# START OF Supplied data
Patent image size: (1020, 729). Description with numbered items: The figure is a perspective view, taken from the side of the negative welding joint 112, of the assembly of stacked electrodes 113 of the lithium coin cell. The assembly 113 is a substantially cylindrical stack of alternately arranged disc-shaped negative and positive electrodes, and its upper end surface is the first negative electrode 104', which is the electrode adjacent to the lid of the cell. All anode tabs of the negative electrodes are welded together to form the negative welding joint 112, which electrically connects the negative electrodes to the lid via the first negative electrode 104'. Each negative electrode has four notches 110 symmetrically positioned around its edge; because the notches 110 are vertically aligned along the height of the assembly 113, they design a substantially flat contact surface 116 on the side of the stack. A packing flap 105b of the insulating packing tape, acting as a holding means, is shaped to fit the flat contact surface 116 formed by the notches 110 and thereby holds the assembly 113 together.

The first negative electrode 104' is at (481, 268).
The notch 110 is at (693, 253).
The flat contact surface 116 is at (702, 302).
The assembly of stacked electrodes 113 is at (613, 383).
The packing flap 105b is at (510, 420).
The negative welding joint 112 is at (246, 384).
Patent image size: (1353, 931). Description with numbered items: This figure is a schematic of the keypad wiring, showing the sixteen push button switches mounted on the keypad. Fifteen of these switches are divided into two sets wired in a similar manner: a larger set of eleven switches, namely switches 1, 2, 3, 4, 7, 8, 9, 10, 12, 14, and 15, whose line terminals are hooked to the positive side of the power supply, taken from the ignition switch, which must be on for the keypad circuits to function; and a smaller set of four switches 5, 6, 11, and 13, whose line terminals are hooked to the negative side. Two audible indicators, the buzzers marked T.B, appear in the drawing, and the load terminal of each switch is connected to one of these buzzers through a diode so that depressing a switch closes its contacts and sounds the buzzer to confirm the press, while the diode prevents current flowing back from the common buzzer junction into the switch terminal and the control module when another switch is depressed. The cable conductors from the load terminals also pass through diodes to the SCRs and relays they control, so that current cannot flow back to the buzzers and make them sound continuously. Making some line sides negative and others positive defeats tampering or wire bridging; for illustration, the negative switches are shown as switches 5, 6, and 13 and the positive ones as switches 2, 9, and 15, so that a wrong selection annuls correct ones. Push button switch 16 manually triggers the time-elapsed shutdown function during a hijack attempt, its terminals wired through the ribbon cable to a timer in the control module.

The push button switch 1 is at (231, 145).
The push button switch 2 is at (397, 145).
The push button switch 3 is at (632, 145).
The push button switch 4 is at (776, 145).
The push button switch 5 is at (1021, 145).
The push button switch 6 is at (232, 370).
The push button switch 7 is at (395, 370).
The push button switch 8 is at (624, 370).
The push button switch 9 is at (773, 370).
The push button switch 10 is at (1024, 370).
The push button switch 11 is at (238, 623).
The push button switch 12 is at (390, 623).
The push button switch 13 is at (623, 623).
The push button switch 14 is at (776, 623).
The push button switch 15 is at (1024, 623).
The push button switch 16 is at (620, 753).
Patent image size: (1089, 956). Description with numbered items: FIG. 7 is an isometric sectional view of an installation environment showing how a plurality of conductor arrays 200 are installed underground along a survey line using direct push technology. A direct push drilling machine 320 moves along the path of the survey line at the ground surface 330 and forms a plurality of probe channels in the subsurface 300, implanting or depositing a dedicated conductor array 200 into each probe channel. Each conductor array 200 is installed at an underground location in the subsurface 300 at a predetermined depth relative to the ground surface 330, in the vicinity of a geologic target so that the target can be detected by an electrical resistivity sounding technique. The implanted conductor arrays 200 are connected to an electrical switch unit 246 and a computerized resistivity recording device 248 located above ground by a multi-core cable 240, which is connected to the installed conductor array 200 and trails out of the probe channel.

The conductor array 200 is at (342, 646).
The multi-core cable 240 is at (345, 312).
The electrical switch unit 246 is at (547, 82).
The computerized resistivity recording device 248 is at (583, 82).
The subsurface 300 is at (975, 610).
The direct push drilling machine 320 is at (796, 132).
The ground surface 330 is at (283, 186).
# END OF Supplied data
Repeat all of the data above word for word, keeping every line in its original order.

→ Written answer:
Patent image size: (1020, 729). Description with numbered items: The figure is a perspective view, taken from the side of the negative welding joint 112, of the assembly of stacked electrodes 113 of the lithium coin cell. The assembly 113 is a substantially cylindrical stack of alternately arranged disc-shaped negative and positive electrodes, and its upper end surface is the first negative electrode 104', which is the electrode adjacent to the lid of the cell. All anode tabs of the negative electrodes are welded together to form the negative welding joint 112, which electrically connects the negative electrodes to the lid via the first negative electrode 104'. Each negative electrode has four notches 110 symmetrically positioned around its edge; because the notches 110 are vertically aligned along the height of the assembly 113, they design a substantially flat contact surface 116 on the side of the stack. A packing flap 105b of the insulating packing tape, acting as a holding means, is shaped to fit the flat contact surface 116 formed by the notches 110 and thereby holds the assembly 113 together.

The first negative electrode 104' is at (481, 268).
The notch 110 is at (693, 253).
The flat contact surface 116 is at (702, 302).
The assembly of stacked electrodes 113 is at (613, 383).
The packing flap 105b is at (510, 420).
The negative welding joint 112 is at (246, 384).
Patent image size: (1353, 931). Description with numbered items: This figure is a schematic of the keypad wiring, showing the sixteen push button switches mounted on the keypad. Fifteen of these switches are divided into two sets wired in a similar manner: a larger set of eleven switches, namely switches 1, 2, 3, 4, 7, 8, 9, 10, 12, 14, and 15, whose line terminals are hooked to the positive side of the power supply, taken from the ignition switch, which must be on for the keypad circuits to function; and a smaller set of four switches 5, 6, 11, and 13, whose line terminals are hooked to the negative side. Two audible indicators, the buzzers marked T.B, appear in the drawing, and the load terminal of each switch is connected to one of these buzzers through a diode so that depressing a switch closes its contacts and sounds the buzzer to confirm the press, while the diode prevents current flowing back from the common buzzer junction into the switch terminal and the control module when another switch is depressed. The cable conductors from the load terminals also pass through diodes to the SCRs and relays they control, so that current cannot flow back to the buzzers and make them sound continuously. Making some line sides negative and others positive defeats tampering or wire bridging; for illustration, the negative switches are shown as switches 5, 6, and 13 and the positive ones as switches 2, 9, and 15, so that a wrong selection annuls correct ones. Push button switch 16 manually triggers the time-elapsed shutdown function during a hijack attempt, its terminals wired through the ribbon cable to a timer in the control module.

The push button switch 1 is at (231, 145).
The push button switch 2 is at (397, 145).
The push button switch 3 is at (632, 145).
The push button switch 4 is at (776, 145).
The push button switch 5 is at (1021, 145).
The push button switch 6 is at (232, 370).
The push button switch 7 is at (395, 370).
The push button switch 8 is at (624, 370).
The push button switch 9 is at (773, 370).
The push button switch 10 is at (1024, 370).
The push button switch 11 is at (238, 623).
The push button switch 12 is at (390, 623).
The push button switch 13 is at (623, 623).
The push button switch 14 is at (776, 623).
The push button switch 15 is at (1024, 623).
The push button switch 16 is at (620, 753).
Patent image size: (1089, 956). Description with numbered items: FIG. 7 is an isometric sectional view of an installation environment showing how a plurality of conductor arrays 200 are installed underground along a survey line using direct push technology. A direct push drilling machine 320 moves along the path of the survey line at the ground surface 330 and forms a plurality of probe channels in the subsurface 300, implanting or depositing a dedicated conductor array 200 into each probe channel. Each conductor array 200 is installed at an underground location in the subsurface 300 at a predetermined depth relative to the ground surface 330, in the vicinity of a geologic target so that the target can be detected by an electrical resistivity sounding technique. The implanted conductor arrays 200 are connected to an electrical switch unit 246 and a computerized resistivity recording device 248 located above ground by a multi-core cable 240, which is connected to the installed conductor array 200 and trails out of the probe channel.

The conductor array 200 is at (342, 646).
The multi-core cable 240 is at (345, 312).
The electrical switch unit 246 is at (547, 82).
The computerized resistivity recording device 248 is at (583, 82).
The subsurface 300 is at (975, 610).
The direct push drilling machine 320 is at (796, 132).
The ground surface 330 is at (283, 186).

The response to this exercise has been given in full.